▶ **WHAT YOU NEED TO DO**
Select all lines with the string "Энергетиков" in them, and copy those lines.

▶ **MATERIAL PROVIDED**

=-=-=-=-=

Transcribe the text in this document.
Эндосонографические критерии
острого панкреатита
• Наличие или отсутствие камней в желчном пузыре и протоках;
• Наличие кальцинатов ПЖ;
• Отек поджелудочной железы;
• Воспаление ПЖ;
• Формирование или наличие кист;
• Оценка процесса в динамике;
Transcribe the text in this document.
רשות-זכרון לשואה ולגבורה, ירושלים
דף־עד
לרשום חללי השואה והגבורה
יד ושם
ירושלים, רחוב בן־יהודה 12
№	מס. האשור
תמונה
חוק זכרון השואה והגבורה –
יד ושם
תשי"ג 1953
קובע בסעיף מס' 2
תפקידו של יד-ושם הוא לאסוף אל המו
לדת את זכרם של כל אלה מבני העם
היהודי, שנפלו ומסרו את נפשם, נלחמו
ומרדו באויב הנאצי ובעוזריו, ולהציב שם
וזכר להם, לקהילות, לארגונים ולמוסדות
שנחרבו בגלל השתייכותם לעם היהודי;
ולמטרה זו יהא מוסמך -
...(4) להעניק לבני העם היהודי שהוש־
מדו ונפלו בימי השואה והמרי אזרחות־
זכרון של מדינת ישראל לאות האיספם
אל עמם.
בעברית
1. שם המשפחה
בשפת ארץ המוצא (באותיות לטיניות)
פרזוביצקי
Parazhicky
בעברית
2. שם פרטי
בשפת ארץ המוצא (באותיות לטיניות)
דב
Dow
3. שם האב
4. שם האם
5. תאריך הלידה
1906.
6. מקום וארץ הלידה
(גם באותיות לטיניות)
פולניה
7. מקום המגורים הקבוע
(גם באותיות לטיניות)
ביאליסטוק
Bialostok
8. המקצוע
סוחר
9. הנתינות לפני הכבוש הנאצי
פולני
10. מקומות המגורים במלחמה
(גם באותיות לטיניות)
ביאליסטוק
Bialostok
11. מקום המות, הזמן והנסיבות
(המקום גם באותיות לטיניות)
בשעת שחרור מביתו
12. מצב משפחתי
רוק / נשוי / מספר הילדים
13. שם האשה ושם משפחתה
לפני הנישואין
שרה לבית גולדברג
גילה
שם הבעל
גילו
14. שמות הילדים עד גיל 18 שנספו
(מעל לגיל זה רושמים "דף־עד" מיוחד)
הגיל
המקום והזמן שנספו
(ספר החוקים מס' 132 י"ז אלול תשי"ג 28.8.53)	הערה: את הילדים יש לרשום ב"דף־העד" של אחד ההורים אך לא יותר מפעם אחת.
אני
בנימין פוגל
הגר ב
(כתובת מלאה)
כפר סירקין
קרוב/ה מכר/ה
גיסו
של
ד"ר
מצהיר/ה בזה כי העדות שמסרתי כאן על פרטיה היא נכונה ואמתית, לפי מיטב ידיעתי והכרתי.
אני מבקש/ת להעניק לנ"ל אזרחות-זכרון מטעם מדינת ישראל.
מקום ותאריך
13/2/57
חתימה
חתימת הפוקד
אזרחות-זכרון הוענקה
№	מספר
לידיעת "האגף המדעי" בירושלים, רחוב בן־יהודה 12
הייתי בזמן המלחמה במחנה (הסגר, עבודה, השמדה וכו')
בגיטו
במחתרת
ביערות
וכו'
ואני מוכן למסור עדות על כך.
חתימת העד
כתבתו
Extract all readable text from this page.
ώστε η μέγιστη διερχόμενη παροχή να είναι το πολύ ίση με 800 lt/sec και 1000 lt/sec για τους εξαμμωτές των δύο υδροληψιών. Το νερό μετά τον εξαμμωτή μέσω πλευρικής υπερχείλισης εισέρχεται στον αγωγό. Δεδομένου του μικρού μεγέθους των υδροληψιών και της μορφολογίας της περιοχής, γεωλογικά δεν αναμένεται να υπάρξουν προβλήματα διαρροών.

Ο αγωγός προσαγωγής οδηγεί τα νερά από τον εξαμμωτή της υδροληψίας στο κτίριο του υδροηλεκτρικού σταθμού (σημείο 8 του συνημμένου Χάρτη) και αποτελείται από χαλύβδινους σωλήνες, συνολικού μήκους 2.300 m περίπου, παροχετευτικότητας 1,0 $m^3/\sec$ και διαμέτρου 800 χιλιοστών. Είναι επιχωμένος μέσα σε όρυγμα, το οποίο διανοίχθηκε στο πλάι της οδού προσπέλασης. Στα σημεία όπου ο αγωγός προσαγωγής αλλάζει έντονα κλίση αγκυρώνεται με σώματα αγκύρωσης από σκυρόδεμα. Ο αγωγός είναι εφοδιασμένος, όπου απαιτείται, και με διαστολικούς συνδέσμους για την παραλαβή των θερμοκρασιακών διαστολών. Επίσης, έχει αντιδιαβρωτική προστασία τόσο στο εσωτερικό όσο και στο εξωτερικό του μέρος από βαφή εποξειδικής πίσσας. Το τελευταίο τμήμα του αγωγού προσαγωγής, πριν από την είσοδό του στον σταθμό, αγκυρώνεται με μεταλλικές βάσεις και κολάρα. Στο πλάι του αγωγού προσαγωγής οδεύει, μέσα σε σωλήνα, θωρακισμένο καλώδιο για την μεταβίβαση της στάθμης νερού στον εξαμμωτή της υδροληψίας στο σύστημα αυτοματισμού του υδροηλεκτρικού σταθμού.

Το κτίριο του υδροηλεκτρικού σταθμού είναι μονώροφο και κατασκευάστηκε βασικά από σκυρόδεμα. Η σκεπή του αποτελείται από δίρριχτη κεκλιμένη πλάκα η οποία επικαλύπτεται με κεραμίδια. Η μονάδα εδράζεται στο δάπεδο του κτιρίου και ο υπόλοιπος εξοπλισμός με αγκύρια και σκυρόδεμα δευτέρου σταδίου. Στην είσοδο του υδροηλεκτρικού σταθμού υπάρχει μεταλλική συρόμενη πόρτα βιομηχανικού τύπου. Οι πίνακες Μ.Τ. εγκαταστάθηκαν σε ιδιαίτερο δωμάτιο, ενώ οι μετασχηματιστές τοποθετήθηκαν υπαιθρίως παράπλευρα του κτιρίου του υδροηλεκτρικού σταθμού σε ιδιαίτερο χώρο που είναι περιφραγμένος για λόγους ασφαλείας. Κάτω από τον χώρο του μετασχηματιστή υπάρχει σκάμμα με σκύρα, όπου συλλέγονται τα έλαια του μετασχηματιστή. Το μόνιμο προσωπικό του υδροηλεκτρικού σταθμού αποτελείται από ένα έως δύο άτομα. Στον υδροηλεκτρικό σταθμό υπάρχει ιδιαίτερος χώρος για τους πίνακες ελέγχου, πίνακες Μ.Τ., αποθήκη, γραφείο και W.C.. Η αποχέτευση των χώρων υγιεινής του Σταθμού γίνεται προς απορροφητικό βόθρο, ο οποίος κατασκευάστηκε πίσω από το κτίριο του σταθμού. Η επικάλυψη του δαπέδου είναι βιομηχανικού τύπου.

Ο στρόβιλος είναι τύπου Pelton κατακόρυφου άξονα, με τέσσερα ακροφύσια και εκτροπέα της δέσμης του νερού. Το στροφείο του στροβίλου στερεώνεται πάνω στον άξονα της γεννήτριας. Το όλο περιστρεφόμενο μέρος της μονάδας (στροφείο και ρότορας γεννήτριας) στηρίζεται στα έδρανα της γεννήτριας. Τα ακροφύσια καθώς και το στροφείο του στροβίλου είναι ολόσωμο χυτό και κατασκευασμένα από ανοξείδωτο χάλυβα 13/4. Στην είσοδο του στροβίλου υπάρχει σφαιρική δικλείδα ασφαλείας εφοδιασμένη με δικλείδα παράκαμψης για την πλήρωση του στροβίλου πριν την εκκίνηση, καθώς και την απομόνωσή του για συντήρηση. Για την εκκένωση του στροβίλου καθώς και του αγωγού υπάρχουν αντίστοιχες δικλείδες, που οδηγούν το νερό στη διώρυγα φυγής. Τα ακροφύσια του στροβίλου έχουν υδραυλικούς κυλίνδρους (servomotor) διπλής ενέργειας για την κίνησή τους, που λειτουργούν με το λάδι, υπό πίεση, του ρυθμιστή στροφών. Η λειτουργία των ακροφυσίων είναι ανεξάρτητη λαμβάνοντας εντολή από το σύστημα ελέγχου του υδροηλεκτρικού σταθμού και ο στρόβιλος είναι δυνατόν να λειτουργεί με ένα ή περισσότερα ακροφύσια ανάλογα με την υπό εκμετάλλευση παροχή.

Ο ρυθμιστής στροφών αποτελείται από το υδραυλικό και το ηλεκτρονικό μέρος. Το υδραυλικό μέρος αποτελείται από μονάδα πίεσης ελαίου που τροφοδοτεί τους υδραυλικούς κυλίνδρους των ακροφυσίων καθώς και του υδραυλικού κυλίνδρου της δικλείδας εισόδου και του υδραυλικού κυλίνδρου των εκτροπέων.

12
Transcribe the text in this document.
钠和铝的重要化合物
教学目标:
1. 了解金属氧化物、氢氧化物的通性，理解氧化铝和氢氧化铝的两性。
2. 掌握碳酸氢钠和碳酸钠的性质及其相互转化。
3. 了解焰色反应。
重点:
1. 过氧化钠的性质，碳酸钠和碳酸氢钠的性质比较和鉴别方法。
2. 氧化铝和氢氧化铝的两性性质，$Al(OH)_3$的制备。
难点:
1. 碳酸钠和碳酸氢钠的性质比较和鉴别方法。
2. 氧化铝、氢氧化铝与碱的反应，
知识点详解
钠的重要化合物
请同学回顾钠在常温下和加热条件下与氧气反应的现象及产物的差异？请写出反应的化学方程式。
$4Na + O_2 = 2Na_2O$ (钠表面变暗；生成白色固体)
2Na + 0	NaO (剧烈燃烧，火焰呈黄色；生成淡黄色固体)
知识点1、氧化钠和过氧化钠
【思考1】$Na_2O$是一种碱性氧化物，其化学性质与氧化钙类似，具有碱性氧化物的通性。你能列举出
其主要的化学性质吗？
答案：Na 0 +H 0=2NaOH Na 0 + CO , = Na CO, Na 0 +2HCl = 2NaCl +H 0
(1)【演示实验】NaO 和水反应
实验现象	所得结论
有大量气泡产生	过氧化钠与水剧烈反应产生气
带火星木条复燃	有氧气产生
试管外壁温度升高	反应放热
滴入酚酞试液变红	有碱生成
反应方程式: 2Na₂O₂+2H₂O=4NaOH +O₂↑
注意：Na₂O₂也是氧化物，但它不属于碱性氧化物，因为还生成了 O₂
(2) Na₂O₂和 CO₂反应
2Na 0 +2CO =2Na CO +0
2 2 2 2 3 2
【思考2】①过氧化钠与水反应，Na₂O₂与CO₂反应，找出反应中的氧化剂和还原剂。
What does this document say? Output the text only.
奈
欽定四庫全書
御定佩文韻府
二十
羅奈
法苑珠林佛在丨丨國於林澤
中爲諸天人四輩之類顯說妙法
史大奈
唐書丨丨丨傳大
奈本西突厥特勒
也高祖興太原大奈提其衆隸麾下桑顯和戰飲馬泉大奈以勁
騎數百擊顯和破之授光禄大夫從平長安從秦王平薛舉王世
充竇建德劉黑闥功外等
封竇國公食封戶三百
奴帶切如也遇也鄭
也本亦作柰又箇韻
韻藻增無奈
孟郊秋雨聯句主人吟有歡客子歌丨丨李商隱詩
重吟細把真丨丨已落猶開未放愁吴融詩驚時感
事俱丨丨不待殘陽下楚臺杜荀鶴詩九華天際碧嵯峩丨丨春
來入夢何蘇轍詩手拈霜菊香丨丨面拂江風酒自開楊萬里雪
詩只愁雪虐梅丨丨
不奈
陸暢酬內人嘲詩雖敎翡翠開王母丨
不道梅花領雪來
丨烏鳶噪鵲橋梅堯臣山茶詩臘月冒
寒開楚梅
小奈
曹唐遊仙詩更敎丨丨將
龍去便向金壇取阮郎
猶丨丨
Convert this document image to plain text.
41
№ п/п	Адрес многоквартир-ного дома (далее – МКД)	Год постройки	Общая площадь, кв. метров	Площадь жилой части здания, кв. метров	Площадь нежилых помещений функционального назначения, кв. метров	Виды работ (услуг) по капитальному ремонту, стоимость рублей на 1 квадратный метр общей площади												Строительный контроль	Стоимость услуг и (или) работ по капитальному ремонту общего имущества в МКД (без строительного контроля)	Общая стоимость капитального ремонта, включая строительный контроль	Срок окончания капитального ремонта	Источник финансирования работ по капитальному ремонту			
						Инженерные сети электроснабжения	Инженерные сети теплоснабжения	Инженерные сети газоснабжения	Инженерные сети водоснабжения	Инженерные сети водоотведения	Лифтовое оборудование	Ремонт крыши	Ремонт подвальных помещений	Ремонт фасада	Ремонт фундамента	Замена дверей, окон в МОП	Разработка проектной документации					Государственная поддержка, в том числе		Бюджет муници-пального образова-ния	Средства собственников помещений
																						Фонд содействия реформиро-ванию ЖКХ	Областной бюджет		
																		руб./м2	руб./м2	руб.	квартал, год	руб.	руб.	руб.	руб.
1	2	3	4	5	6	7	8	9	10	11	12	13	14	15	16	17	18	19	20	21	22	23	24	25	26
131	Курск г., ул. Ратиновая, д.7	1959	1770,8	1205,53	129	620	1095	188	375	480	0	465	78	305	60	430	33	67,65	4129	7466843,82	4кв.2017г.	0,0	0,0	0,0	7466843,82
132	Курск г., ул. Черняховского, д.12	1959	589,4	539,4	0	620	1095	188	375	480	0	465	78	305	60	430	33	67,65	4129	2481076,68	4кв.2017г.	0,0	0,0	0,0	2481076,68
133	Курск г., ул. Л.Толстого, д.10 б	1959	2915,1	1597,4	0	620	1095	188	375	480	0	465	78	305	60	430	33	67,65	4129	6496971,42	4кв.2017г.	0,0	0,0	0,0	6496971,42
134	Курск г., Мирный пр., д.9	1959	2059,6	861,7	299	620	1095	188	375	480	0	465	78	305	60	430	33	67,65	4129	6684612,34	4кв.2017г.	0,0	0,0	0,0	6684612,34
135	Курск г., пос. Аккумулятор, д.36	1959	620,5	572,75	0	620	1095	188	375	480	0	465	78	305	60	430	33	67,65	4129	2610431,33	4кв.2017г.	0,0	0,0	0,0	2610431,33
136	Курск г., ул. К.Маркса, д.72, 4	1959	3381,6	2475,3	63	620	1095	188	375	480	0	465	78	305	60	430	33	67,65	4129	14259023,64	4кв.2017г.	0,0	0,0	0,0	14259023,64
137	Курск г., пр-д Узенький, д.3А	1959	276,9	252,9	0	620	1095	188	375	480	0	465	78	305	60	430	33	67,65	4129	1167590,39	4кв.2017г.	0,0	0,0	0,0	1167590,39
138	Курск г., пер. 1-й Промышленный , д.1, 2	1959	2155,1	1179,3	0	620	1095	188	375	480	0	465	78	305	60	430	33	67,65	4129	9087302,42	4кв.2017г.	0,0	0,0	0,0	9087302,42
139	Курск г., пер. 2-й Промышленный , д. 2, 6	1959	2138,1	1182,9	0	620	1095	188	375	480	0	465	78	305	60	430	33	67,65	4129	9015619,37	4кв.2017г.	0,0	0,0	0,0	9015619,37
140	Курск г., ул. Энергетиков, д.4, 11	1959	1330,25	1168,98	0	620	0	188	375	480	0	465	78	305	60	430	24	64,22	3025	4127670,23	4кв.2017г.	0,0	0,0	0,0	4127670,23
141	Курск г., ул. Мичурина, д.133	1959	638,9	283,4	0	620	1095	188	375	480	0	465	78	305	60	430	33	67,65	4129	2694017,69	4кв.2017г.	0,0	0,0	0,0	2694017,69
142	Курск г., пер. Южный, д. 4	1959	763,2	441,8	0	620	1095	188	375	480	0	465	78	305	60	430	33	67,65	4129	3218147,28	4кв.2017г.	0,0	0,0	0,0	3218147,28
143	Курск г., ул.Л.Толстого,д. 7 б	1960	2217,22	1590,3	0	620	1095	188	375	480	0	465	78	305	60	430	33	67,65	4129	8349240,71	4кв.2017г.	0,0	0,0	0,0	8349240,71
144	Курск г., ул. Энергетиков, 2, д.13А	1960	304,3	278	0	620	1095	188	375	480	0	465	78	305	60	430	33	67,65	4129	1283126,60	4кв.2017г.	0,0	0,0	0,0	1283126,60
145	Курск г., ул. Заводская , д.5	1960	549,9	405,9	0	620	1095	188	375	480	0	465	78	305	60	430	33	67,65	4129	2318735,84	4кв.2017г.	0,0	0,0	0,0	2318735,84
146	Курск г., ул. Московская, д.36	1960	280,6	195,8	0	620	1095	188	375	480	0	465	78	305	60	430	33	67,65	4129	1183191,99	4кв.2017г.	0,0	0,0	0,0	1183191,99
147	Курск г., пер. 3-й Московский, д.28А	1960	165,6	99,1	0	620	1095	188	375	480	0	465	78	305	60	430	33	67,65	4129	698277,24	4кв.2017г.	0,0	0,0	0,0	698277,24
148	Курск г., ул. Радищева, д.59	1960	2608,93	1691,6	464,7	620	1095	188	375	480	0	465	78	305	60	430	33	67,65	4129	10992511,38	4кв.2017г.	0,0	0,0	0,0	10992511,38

=-=-=-=-=

▶ **WRITTEN REPLY**
140	Курск г., ул. Энергетиков, д.4, 11	1959	1330,25	1168,98	0	620	0	188	375	480	0	465	78	305	60	430	24	64,22	3025	4127670,23	4кв.2017г.	0,0	0,0	0,0	4127670,23
144	Курск г., ул. Энергетиков, 2, д.13А	1960	304,3	278	0	620	1095	188	375	480	0	465	78	305	60	430	33	67,65	4129	1283126,60	4кв.2017г.	0,0	0,0	0,0	1283126,60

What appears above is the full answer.